**WHAT THE TASK ASKS**
Extract the lines beginning at the one that holds "Convert this document image to plain text." and ending at the final line of the material below, keeping them exact and leaving out all pictures.

**EXCERPTED RECORDS**
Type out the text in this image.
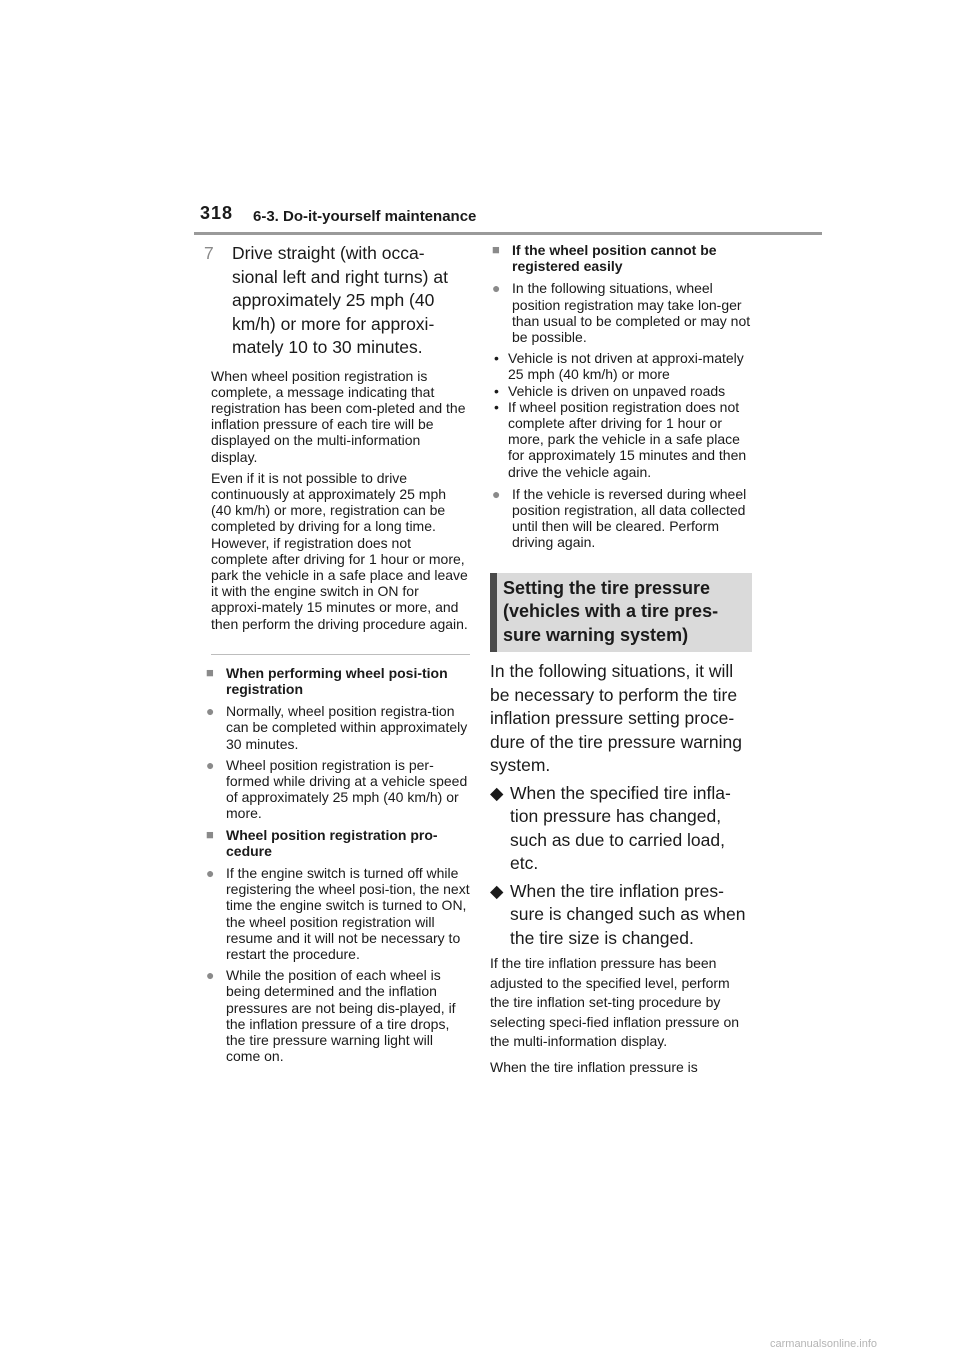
318 6-3. Do-it-yourself maintenance
7 Drive straight (with occa-sional left and right turns) at approximately 25 mph (40 km/h) or more for approxi-mately 10 to 30 minutes.

When wheel position registration is complete, a message indicating that registration has been com-pleted and the inflation pressure of each tire will be displayed on the multi-information display.

Even if it is not possible to drive continuously at approximately 25 mph (40 km/h) or more, registration can be completed by driving for a long time. However, if registration does not complete after driving for 1 hour or more, park the vehicle in a safe place and leave it with the engine switch in ON for approxi-mately 15 minutes or more, and then perform the driving procedure again.

■ When performing wheel posi-tion registration
● Normally, wheel position registra-tion can be completed within approximately 30 minutes.
● Wheel position registration is per-formed while driving at a vehicle speed of approximately 25 mph (40 km/h) or more.
■ Wheel position registration pro-cedure
● If the engine switch is turned off while registering the wheel posi-tion, the next time the engine switch is turned to ON, the wheel position registration will resume and it will not be necessary to restart the procedure.
● While the position of each wheel is being determined and the inflation pressures are not being dis-played, if the inflation pressure of a tire drops, the tire pressure warning light will come on.
■ If the wheel position cannot be registered easily
● In the following situations, wheel position registration may take lon-ger than usual to be completed or may not be possible.
• Vehicle is not driven at approxi-mately 25 mph (40 km/h) or more
• Vehicle is driven on unpaved roads
• If wheel position registration does not complete after driving for 1 hour or more, park the vehicle in a safe place for approximately 15 minutes and then drive the vehicle again.
● If the vehicle is reversed during wheel position registration, all data collected until then will be cleared. Perform driving again.
Setting the tire pressure (vehicles with a tire pres-sure warning system)

In the following situations, it will be necessary to perform the tire inflation pressure setting proce-dure of the tire pressure warning system.

◆ When the specified tire infla-tion pressure has changed, such as due to carried load, etc.
◆ When the tire inflation pres-sure is changed such as when the tire size is changed.

If the tire inflation pressure has been adjusted to the specified level, perform the tire inflation set-ting procedure by selecting speci-fied inflation pressure on the multi-information display.

When the tire inflation pressure is

carmanualsonline.info
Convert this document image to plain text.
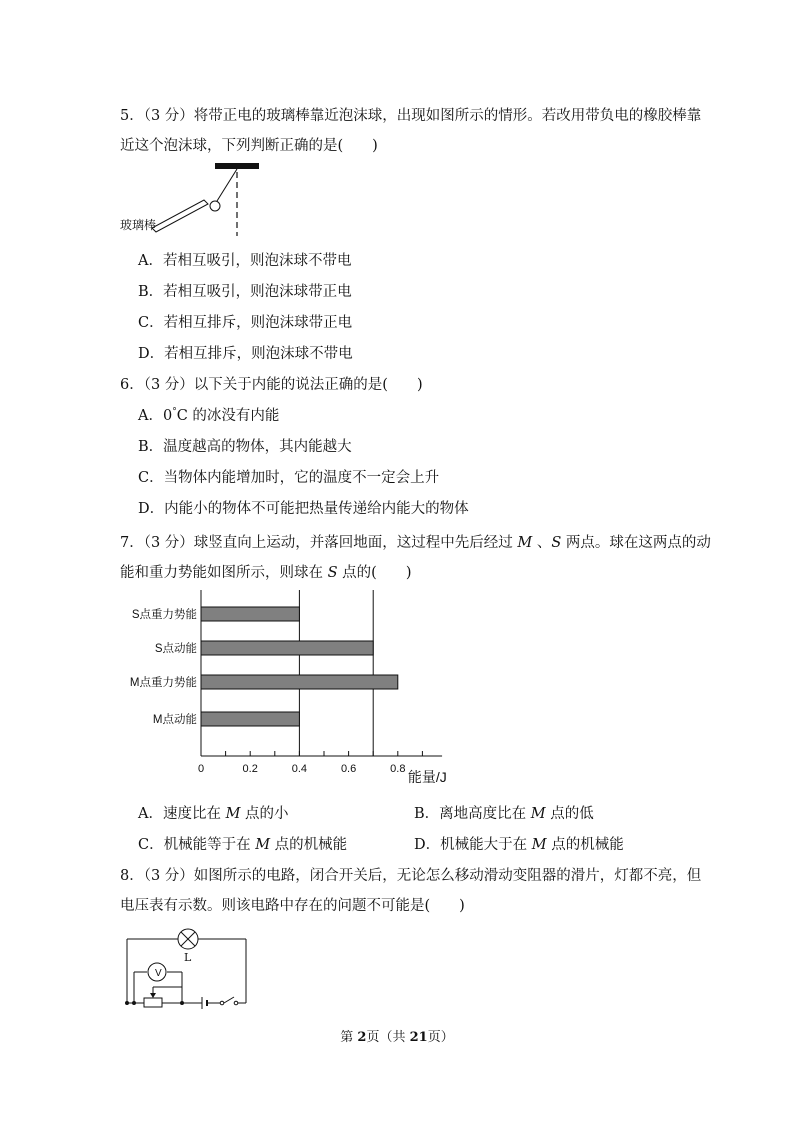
5．（3 分）将带正电的玻璃棒靠近泡沫球，出现如图所示的情形。若改用带负电的橡胶棒靠
近这个泡沫球，下列判断正确的是(　　)
玻璃棒
A．若相互吸引，则泡沫球不带电
B．若相互吸引，则泡沫球带正电
C．若相互排斥，则泡沫球带正电
D．若相互排斥，则泡沫球不带电
6．（3 分）以下关于内能的说法正确的是(　　)
A．0°C 的冰没有内能
B．温度越高的物体，其内能越大
C．当物体内能增加时，它的温度不一定会上升
D．内能小的物体不可能把热量传递给内能大的物体
7．（3 分）球竖直向上运动，并落回地面，这过程中先后经过 M 、S 两点。球在这两点的动
能和重力势能如图所示，则球在 S 点的(　　)
0	0.2	0.4	0.6	0.8
S点重力势能
S点动能
M点重力势能
M点动能
能量/J
A．速度比在 M 点的小	B．离地高度比在 M 点的低
C．机械能等于在 M 点的机械能	D．机械能大于在 M 点的机械能
8．（3 分）如图所示的电路，闭合开关后，无论怎么移动滑动变阻器的滑片，灯都不亮，但
电压表有示数。则该电路中存在的问题不可能是(　　)
V
L
第 2页（共 21页）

**COMPLETED TASK**
Convert this document image to plain text.
5．（3 分）将带正电的玻璃棒靠近泡沫球，出现如图所示的情形。若改用带负电的橡胶棒靠
近这个泡沫球，下列判断正确的是(　　)
玻璃棒
A．若相互吸引，则泡沫球不带电
B．若相互吸引，则泡沫球带正电
C．若相互排斥，则泡沫球带正电
D．若相互排斥，则泡沫球不带电
6．（3 分）以下关于内能的说法正确的是(　　)
A．0°C 的冰没有内能
B．温度越高的物体，其内能越大
C．当物体内能增加时，它的温度不一定会上升
D．内能小的物体不可能把热量传递给内能大的物体
7．（3 分）球竖直向上运动，并落回地面，这过程中先后经过 M 、S 两点。球在这两点的动
能和重力势能如图所示，则球在 S 点的(　　)
0	0.2	0.4	0.6	0.8
S点重力势能
S点动能
M点重力势能
M点动能
能量/J
A．速度比在 M 点的小	B．离地高度比在 M 点的低
C．机械能等于在 M 点的机械能	D．机械能大于在 M 点的机械能
8．（3 分）如图所示的电路，闭合开关后，无论怎么移动滑动变阻器的滑片，灯都不亮，但
电压表有示数。则该电路中存在的问题不可能是(　　)
V
L
第 2页（共 21页）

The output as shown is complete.